## Exercise
Return every entry exactly as written.

## Data section
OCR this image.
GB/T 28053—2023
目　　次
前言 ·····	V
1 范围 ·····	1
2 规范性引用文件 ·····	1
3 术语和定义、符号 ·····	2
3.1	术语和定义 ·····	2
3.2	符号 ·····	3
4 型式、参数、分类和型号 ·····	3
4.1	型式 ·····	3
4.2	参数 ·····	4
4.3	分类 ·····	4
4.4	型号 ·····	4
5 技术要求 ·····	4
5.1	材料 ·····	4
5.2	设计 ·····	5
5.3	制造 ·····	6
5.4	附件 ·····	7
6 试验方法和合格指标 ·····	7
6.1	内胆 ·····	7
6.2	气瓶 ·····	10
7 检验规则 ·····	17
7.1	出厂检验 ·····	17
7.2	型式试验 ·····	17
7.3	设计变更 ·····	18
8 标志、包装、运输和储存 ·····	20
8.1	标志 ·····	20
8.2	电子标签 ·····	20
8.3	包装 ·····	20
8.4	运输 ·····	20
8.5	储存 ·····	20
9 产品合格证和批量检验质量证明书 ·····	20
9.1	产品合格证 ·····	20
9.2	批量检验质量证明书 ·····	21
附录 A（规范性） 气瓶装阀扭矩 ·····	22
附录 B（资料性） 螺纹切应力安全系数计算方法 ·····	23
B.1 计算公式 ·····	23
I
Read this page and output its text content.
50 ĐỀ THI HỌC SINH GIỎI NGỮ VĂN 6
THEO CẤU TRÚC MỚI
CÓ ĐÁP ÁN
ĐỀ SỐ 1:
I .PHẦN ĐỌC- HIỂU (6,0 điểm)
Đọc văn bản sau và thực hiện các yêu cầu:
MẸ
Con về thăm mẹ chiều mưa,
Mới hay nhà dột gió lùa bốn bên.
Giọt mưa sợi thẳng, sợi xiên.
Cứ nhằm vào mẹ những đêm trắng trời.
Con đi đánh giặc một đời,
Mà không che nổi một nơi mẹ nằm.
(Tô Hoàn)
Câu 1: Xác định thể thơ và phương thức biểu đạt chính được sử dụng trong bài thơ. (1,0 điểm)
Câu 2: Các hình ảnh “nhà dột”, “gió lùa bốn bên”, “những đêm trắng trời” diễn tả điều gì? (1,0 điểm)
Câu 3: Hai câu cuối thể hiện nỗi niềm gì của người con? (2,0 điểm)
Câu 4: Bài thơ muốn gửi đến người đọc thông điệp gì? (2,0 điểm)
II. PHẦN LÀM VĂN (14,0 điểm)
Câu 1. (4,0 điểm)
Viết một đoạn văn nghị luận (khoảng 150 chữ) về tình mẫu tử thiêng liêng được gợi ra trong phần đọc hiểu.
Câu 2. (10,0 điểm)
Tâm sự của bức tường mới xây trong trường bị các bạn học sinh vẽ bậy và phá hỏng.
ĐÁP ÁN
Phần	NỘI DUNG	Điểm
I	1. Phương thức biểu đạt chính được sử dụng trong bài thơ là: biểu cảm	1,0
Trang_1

## The output
OCR this image.
GB/T 28053—2023
目　　次
前言 ·····	V
1 范围 ·····	1
2 规范性引用文件 ·····	1
3 术语和定义、符号 ·····	2
3.1	术语和定义 ·····	2
3.2	符号 ·····	3
4 型式、参数、分类和型号 ·····	3
4.1	型式 ·····	3
4.2	参数 ·····	4
4.3	分类 ·····	4
4.4	型号 ·····	4
5 技术要求 ·····	4
5.1	材料 ·····	4
5.2	设计 ·····	5
5.3	制造 ·····	6
5.4	附件 ·····	7
6 试验方法和合格指标 ·····	7
6.1	内胆 ·····	7
6.2	气瓶 ·····	10
7 检验规则 ·····	17
7.1	出厂检验 ·····	17
7.2	型式试验 ·····	17
7.3	设计变更 ·····	18
8 标志、包装、运输和储存 ·····	20
8.1	标志 ·····	20
8.2	电子标签 ·····	20
8.3	包装 ·····	20
8.4	运输 ·····	20
8.5	储存 ·····	20
9 产品合格证和批量检验质量证明书 ·····	20
9.1	产品合格证 ·····	20
9.2	批量检验质量证明书 ·····	21
附录 A（规范性） 气瓶装阀扭矩 ·····	22
附录 B（资料性） 螺纹切应力安全系数计算方法 ·····	23
B.1 计算公式 ·····	23
I
Read this page and output its text content.
50 ĐỀ THI HỌC SINH GIỎI NGỮ VĂN 6
THEO CẤU TRÚC MỚI
CÓ ĐÁP ÁN
ĐỀ SỐ 1:
I .PHẦN ĐỌC- HIỂU (6,0 điểm)
Đọc văn bản sau và thực hiện các yêu cầu:
MẸ
Con về thăm mẹ chiều mưa,
Mới hay nhà dột gió lùa bốn bên.
Giọt mưa sợi thẳng, sợi xiên.
Cứ nhằm vào mẹ những đêm trắng trời.
Con đi đánh giặc một đời,
Mà không che nổi một nơi mẹ nằm.
(Tô Hoàn)
Câu 1: Xác định thể thơ và phương thức biểu đạt chính được sử dụng trong bài thơ. (1,0 điểm)
Câu 2: Các hình ảnh “nhà dột”, “gió lùa bốn bên”, “những đêm trắng trời” diễn tả điều gì? (1,0 điểm)
Câu 3: Hai câu cuối thể hiện nỗi niềm gì của người con? (2,0 điểm)
Câu 4: Bài thơ muốn gửi đến người đọc thông điệp gì? (2,0 điểm)
II. PHẦN LÀM VĂN (14,0 điểm)
Câu 1. (4,0 điểm)
Viết một đoạn văn nghị luận (khoảng 150 chữ) về tình mẫu tử thiêng liêng được gợi ra trong phần đọc hiểu.
Câu 2. (10,0 điểm)
Tâm sự của bức tường mới xây trong trường bị các bạn học sinh vẽ bậy và phá hỏng.
ĐÁP ÁN
Phần	NỘI DUNG	Điểm
I	1. Phương thức biểu đạt chính được sử dụng trong bài thơ là: biểu cảm	1,0
Trang_1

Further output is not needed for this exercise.